▶ YOUR GOAL: State only how many lines below include the string "motif".

Data records:
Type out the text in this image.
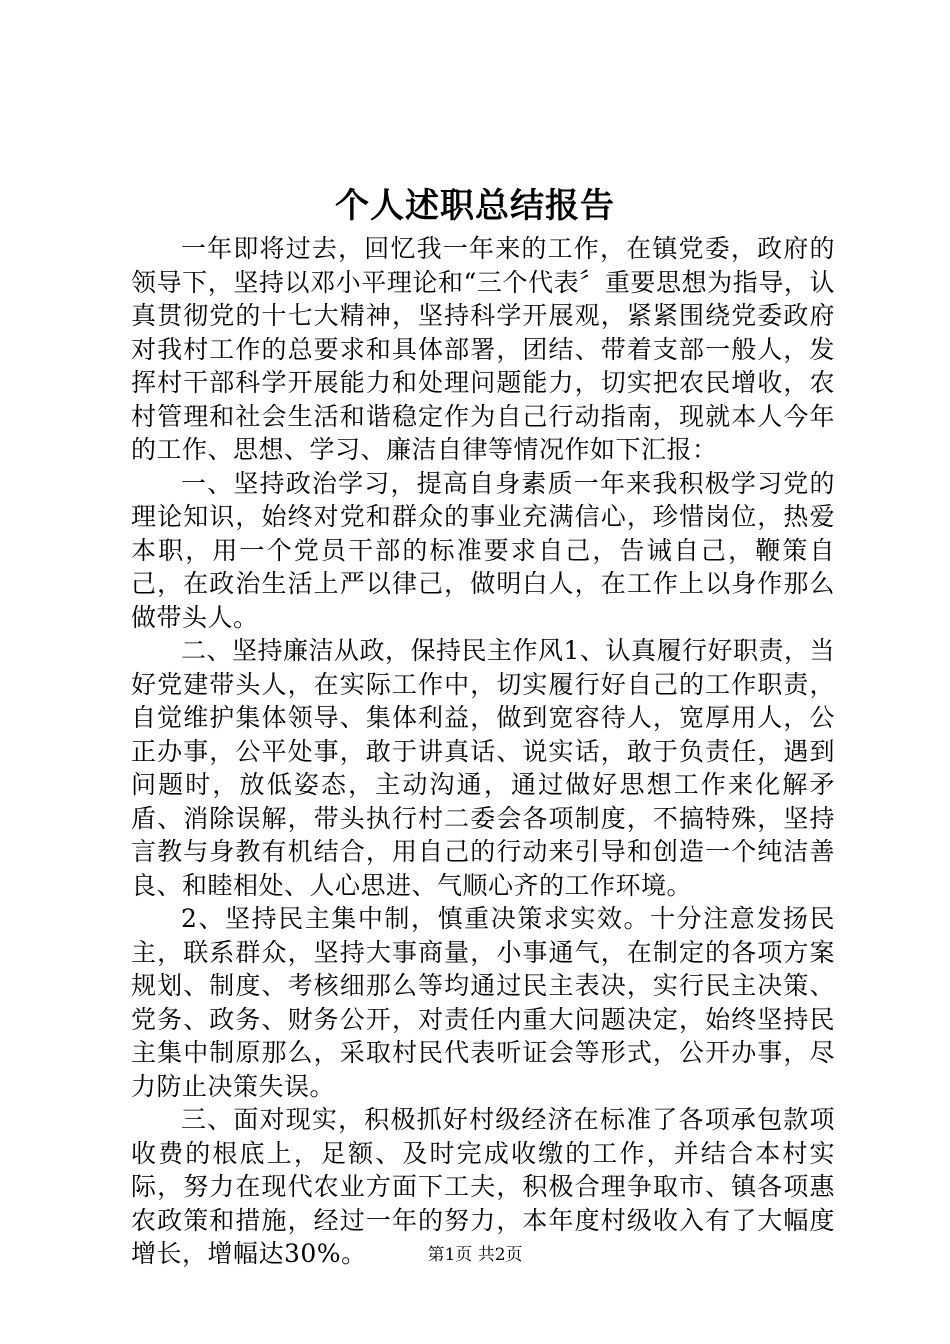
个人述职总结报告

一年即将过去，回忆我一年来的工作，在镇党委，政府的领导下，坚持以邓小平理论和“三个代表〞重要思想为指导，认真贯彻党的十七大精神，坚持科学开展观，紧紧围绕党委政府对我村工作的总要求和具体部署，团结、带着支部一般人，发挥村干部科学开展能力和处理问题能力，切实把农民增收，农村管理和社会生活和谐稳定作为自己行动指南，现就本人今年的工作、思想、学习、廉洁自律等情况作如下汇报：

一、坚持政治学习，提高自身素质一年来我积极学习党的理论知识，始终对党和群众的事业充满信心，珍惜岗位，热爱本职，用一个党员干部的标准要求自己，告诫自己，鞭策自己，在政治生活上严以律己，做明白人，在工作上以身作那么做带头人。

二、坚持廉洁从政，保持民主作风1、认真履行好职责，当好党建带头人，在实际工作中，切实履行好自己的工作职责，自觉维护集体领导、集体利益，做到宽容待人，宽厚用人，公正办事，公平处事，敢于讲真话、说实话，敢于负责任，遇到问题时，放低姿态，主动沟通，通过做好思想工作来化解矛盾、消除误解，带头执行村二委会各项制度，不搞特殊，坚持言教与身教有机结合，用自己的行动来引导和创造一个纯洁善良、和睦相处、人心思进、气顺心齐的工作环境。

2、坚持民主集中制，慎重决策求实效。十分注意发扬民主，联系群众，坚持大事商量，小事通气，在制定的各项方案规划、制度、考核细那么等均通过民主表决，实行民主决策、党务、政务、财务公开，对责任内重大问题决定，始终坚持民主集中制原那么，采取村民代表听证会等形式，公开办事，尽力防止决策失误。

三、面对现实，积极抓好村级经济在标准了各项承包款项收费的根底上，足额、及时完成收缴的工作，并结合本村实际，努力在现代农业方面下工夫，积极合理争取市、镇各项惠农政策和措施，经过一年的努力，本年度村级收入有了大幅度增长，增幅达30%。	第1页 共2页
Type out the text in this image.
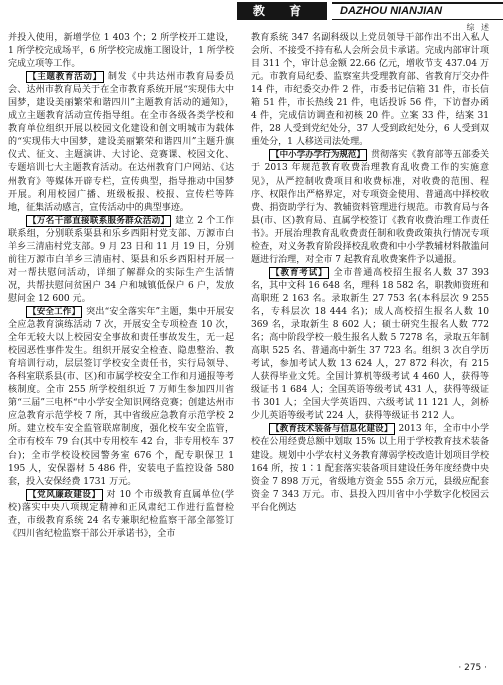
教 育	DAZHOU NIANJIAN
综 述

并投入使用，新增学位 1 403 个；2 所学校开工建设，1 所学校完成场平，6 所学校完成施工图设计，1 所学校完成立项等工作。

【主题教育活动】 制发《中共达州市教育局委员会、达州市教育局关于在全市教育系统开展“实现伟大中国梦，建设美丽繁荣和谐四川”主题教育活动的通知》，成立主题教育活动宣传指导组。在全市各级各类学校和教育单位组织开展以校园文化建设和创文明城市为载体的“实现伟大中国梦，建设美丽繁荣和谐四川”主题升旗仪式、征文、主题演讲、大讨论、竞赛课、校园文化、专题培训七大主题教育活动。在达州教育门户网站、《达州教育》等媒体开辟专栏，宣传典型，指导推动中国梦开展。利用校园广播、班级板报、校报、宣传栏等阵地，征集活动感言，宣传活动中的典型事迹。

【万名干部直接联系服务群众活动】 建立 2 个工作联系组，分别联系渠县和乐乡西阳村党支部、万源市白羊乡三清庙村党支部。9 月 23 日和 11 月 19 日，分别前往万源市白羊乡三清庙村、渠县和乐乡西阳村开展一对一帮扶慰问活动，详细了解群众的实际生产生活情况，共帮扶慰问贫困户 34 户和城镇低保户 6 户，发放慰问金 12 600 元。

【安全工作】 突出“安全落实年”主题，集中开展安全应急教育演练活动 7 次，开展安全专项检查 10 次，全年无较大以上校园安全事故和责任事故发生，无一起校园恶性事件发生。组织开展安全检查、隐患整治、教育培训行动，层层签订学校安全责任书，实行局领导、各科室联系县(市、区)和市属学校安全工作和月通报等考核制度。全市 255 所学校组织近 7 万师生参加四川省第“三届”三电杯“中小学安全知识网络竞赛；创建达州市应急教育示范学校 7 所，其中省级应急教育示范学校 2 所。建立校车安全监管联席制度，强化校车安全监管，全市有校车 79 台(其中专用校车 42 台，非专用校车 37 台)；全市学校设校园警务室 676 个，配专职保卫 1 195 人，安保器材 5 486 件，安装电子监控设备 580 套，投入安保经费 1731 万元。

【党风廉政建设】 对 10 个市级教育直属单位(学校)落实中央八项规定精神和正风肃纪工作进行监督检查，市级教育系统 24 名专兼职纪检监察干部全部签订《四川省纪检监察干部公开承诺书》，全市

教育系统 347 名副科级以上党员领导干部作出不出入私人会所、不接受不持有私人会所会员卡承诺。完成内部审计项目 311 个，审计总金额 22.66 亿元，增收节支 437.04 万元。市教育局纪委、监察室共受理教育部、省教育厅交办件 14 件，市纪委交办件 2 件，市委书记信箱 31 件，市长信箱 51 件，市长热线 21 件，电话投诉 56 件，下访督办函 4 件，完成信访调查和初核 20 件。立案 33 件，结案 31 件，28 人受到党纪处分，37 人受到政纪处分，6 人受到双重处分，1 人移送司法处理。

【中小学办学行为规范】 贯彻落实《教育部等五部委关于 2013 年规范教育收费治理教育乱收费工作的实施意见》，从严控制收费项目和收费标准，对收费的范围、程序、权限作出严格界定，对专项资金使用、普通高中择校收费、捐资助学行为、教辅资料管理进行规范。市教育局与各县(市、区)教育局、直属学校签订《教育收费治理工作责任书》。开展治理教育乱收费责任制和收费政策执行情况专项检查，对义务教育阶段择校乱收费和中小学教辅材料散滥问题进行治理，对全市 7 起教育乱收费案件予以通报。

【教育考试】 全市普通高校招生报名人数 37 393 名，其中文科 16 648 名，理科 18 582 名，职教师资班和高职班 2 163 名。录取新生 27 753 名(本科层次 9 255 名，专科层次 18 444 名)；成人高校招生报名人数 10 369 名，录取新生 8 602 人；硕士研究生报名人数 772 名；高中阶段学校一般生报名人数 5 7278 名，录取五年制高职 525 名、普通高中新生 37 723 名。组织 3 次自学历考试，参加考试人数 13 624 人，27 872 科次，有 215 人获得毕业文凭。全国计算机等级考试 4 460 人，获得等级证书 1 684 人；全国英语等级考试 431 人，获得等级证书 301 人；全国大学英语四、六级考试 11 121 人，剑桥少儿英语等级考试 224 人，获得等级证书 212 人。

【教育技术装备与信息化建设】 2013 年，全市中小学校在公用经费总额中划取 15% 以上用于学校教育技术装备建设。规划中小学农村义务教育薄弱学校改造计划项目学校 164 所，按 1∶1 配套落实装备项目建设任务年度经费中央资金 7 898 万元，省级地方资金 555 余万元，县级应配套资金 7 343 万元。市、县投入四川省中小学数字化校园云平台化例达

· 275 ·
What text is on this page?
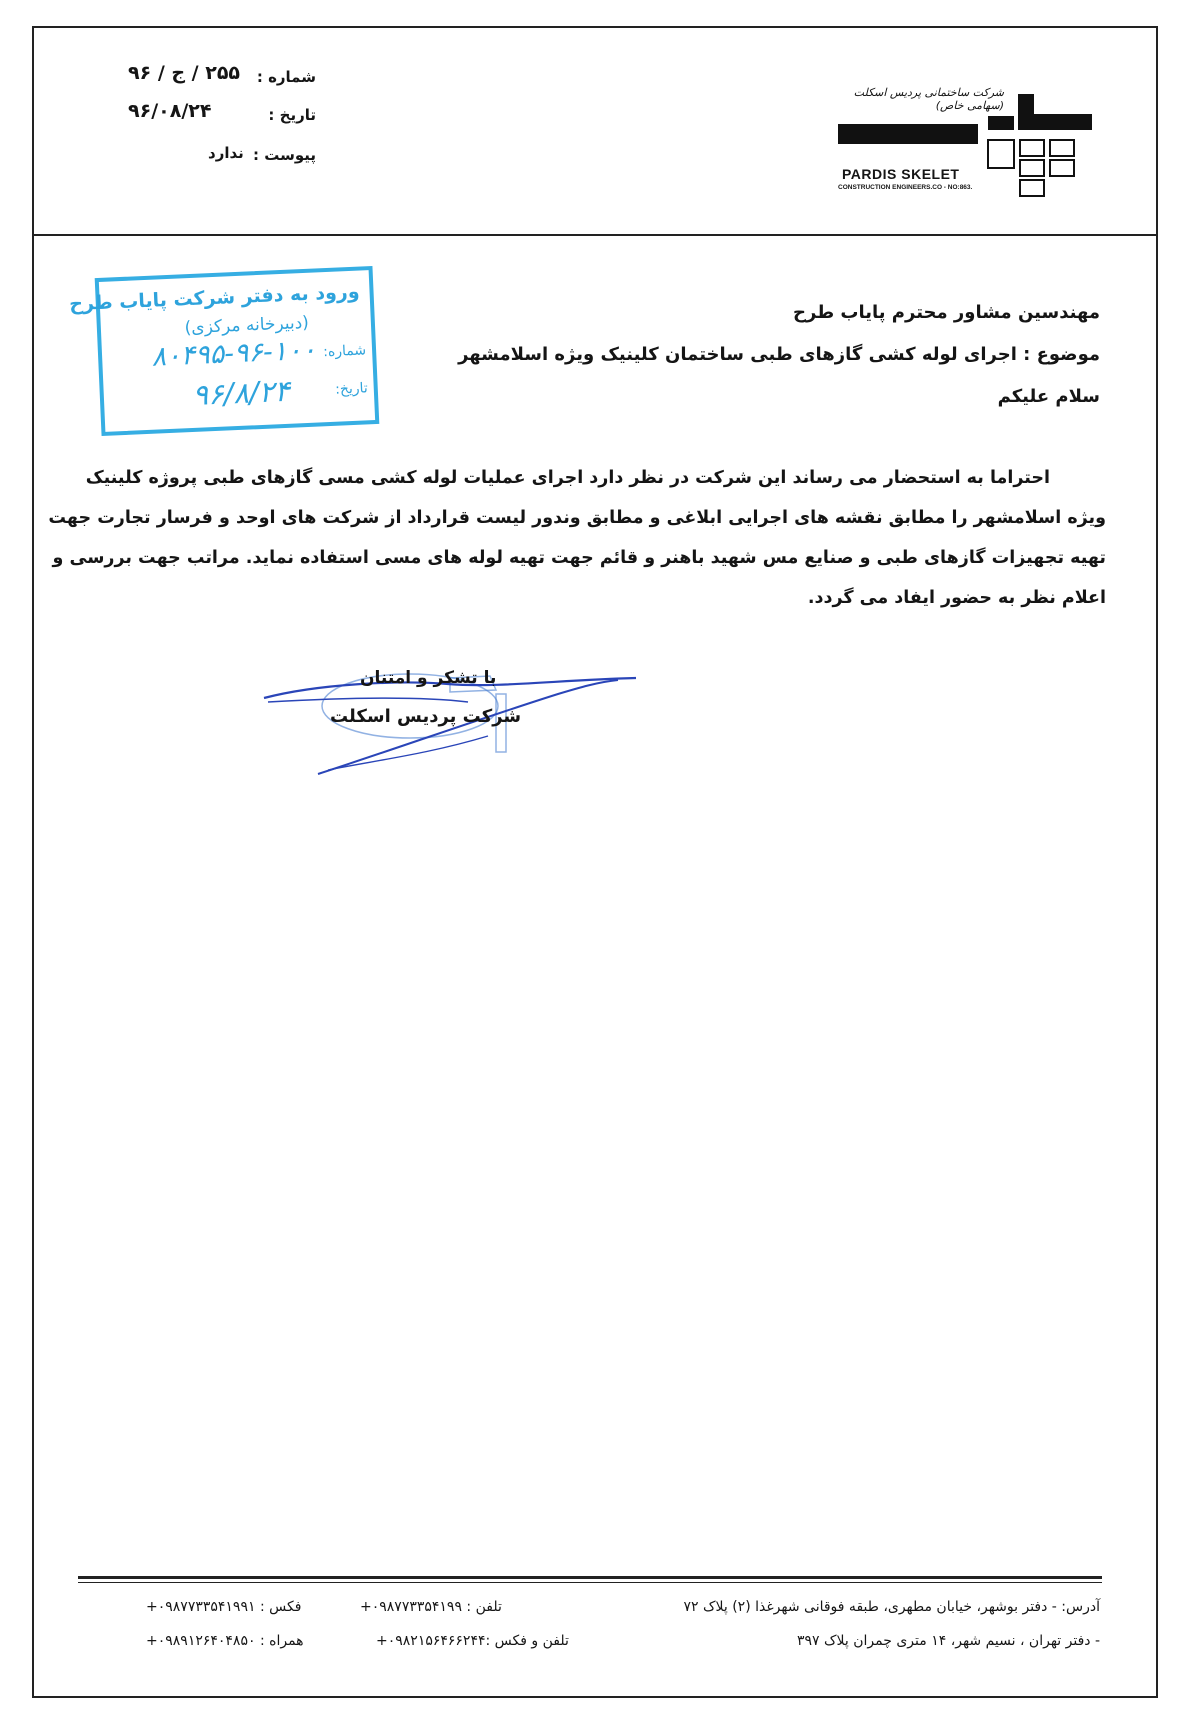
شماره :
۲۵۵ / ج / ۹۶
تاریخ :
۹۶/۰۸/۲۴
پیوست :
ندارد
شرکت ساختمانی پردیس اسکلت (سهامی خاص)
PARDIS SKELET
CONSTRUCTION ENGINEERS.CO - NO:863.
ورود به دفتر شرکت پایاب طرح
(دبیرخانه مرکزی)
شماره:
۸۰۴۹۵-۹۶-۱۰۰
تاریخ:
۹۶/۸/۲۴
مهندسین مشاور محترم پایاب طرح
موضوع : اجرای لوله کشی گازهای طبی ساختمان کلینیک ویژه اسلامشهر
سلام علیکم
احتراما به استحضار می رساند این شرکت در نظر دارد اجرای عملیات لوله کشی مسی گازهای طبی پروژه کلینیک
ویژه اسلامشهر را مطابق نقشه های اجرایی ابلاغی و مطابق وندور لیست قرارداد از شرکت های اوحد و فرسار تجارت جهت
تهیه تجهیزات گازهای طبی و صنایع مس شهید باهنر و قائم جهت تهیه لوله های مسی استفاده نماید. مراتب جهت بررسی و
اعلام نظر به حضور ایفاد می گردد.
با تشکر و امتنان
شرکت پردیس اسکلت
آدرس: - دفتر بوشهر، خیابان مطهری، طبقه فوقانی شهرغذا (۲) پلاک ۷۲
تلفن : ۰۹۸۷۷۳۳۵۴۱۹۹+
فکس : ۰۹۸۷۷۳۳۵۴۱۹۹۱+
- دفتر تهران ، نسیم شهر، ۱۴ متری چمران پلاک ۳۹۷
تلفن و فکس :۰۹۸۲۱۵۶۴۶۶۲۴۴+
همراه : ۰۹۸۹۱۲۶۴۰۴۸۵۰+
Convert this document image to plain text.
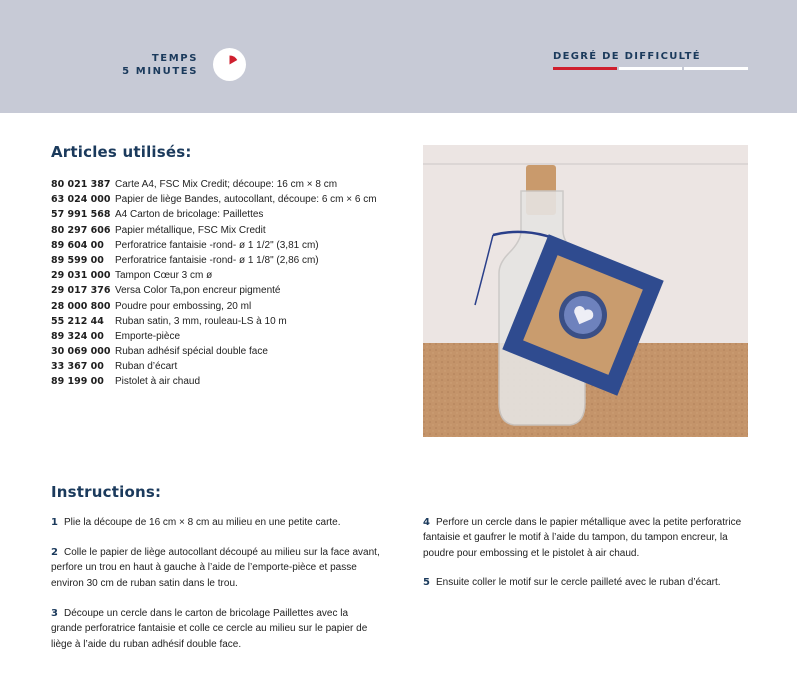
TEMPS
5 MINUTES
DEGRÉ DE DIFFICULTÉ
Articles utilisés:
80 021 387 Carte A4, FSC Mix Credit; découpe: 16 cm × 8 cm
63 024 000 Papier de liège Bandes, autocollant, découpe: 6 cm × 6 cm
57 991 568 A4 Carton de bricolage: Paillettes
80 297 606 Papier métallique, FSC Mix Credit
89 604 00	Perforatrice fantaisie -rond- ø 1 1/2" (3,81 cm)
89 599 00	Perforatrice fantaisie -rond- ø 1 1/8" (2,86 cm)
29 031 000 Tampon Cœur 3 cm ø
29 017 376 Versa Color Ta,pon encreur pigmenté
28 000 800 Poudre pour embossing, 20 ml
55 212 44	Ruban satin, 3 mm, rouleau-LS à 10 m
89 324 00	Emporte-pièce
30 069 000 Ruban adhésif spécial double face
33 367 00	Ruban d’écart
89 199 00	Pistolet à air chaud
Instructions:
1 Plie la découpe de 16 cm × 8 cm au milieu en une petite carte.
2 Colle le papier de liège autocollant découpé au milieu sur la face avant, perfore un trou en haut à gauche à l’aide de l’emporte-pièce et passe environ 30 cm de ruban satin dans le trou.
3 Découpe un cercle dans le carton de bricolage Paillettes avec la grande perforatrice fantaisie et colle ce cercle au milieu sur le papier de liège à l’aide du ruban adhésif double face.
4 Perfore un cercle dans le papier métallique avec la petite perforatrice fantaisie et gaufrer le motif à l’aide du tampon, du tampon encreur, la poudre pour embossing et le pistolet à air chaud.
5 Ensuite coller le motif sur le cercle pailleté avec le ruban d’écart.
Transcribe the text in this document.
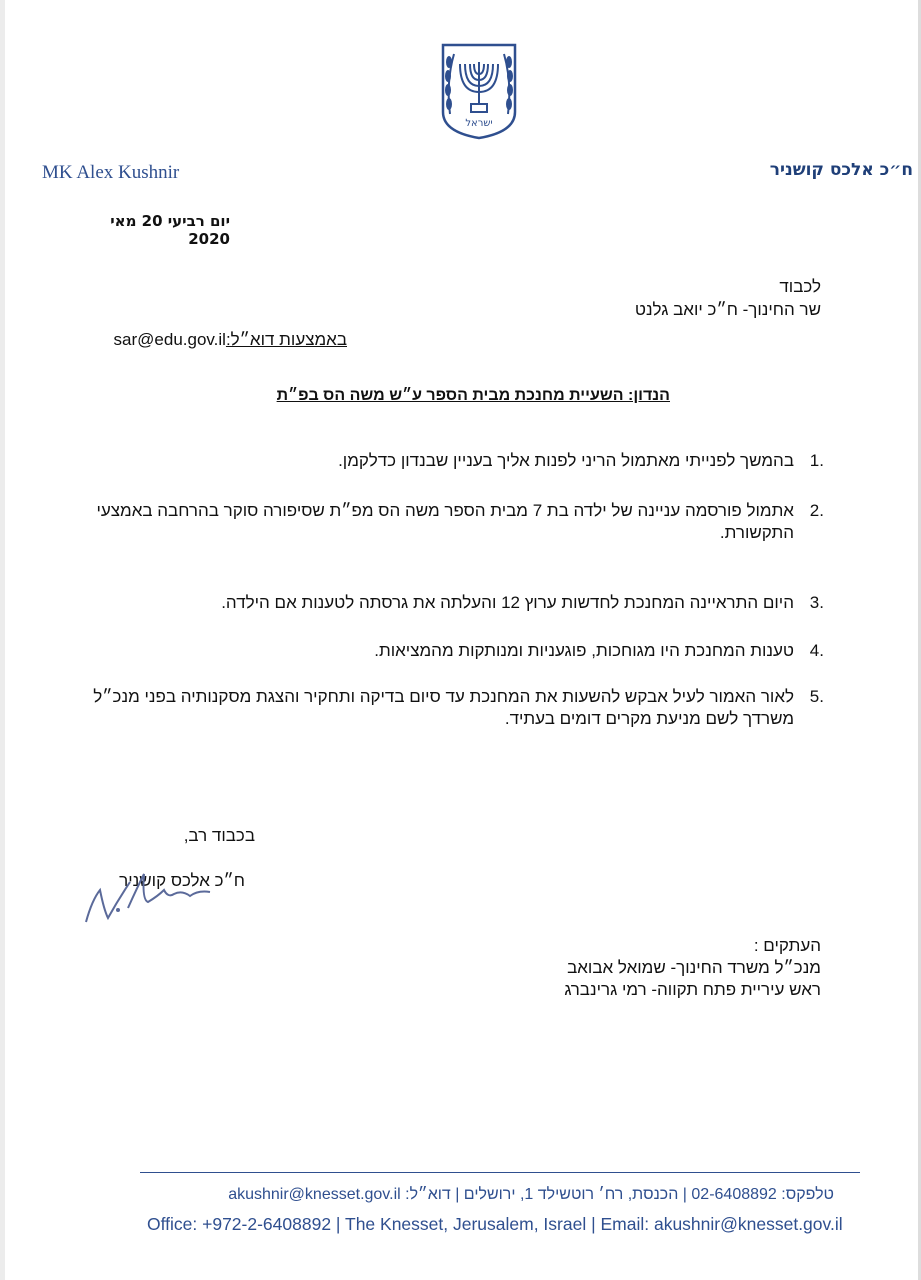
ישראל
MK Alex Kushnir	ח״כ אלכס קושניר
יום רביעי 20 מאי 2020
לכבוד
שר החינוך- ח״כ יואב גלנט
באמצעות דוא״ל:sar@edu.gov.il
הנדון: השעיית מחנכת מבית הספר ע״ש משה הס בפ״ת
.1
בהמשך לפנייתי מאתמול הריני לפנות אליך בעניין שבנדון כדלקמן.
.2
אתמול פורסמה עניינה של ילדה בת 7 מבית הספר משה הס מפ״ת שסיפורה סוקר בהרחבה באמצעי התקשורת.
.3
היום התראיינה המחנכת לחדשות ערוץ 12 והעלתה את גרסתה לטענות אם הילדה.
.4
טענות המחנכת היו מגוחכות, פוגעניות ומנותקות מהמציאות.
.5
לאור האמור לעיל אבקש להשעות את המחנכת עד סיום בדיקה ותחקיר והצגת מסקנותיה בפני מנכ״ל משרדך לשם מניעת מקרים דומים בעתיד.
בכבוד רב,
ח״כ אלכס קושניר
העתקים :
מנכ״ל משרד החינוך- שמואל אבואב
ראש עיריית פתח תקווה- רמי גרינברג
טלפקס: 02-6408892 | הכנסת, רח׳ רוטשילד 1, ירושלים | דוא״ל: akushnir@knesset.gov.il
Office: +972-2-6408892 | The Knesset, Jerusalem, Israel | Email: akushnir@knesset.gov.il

▶ ANSWER TO THIS PROBLEM: 2